*GIVEN PASSAGE*.
By this point, the problem should be obvious:
We’re wasting insane quantities of memory.
For example, after step 37900, we’ve allocated 1.8MB
of memory when we needed only 30KB,
for a waste of over 98%.

How did we go horribly wrong?

Recall that most of the time, the buffer being allocated is
a small buffer, and most of the time, a small buffer is freed.
But it’s the rare case of a large buffer that messes up everything.
The first time a large buffer is requested, it can’t
come from the cache, since the cache has only small buffers,
so it must be allocated.
And when it is returned, it is kept, since the cache keeps
the largest buffer.

The next allocation comes in, and it’s probably one of the common-case
small buffers, and it is given the cached buffer—which is big.
You’re wasting a big buffer on something that needs only 100 bytes.
Some time later, another rare big buffer request comes in,
and since that other big buffer got wasted on a small allocation,
you have to allocate a new big buffer.
You allocated two big buffers even though you need only one.
Since big buffers are rare, it is unlikely that a big buffer
will be given to a caller that actually needs
a big buffer; it is much more likely to be given to a caller
that needs a small buffer.

Bad effect 1: Big buffers get wasted on small callers.

Notice that once a big buffer enters the system,
it is hard to get rid of,
since a returned big buffer will be compared against what
is likely to be a small buffer,
and the small buffer will lose.

Bad effect 2: Big buffers rarely go away.

The only way a big buffer can get freed is if the
buffer in the cache is itself already a big buffer.
If instead of a one-entry cache like we have here,
you keep, say, ten buffers in your buffer cache,
then in order to free a big buffer, you have to have
eleven consecutive ReturnBuffer calls,
all of which pass a big buffer.

Bad effect 3: The more efficient you try to make your
cache, the more wasteful it gets!

*Records showing where elements appear*.

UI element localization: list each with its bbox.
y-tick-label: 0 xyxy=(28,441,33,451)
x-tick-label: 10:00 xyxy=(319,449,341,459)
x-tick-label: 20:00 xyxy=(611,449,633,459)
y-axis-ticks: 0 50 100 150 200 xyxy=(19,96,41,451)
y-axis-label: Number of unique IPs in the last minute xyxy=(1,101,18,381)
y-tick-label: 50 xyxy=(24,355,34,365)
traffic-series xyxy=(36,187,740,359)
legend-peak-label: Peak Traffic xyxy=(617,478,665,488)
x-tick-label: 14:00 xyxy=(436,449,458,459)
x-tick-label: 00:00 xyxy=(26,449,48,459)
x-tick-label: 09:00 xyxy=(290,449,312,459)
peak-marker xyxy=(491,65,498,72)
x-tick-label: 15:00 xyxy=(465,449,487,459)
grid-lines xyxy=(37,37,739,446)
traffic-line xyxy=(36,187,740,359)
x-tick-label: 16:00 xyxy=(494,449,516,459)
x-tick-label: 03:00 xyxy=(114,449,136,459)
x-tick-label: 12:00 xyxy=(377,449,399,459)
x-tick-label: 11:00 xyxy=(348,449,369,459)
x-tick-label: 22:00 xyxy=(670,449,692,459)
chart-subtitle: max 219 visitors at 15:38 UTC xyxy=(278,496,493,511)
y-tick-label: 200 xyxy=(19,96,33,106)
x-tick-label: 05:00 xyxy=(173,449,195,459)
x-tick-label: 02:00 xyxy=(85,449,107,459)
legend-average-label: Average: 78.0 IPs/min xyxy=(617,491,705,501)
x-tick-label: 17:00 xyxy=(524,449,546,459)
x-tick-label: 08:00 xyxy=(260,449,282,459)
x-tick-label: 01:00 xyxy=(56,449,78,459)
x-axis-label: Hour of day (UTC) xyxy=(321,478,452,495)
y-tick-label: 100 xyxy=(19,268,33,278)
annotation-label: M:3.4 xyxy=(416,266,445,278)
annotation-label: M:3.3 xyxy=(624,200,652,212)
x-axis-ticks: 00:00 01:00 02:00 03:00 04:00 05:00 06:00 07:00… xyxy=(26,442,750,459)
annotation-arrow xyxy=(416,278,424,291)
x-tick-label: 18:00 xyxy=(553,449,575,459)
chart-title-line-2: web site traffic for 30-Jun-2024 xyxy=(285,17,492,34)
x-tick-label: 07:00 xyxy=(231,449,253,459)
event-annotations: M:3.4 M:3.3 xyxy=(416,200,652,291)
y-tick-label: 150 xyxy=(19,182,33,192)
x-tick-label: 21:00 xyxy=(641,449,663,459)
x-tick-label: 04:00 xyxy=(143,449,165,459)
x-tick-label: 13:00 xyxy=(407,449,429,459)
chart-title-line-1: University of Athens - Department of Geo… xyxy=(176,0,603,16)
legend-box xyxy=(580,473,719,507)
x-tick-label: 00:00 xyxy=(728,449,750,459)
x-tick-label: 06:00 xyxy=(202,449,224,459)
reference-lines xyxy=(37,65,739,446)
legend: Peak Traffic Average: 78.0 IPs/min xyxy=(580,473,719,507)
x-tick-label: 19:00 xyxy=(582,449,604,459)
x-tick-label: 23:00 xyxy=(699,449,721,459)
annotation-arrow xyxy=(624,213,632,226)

*THINGS TO DO*.
[1] Copy word for word the part of the buffer cache passage starting with "If instead of" and going on through "wasteful it gets!".
[2] In the buffer cache passage, how much memory had been allocated after step 37900, and how much was actually needed?

*SOLUTIONS*.
[1]
If instead of a one-entry cache like we have here,
you keep, say, ten buffers in your buffer cache,
then in order to free a big buffer, you have to have
eleven consecutive ReturnBuffer calls,
all of which pass a big buffer.

Bad effect 3: The more efficient you try to make your
cache, the more wasteful it gets!

[2] 1.8MB had been allocated when only 30KB was needed.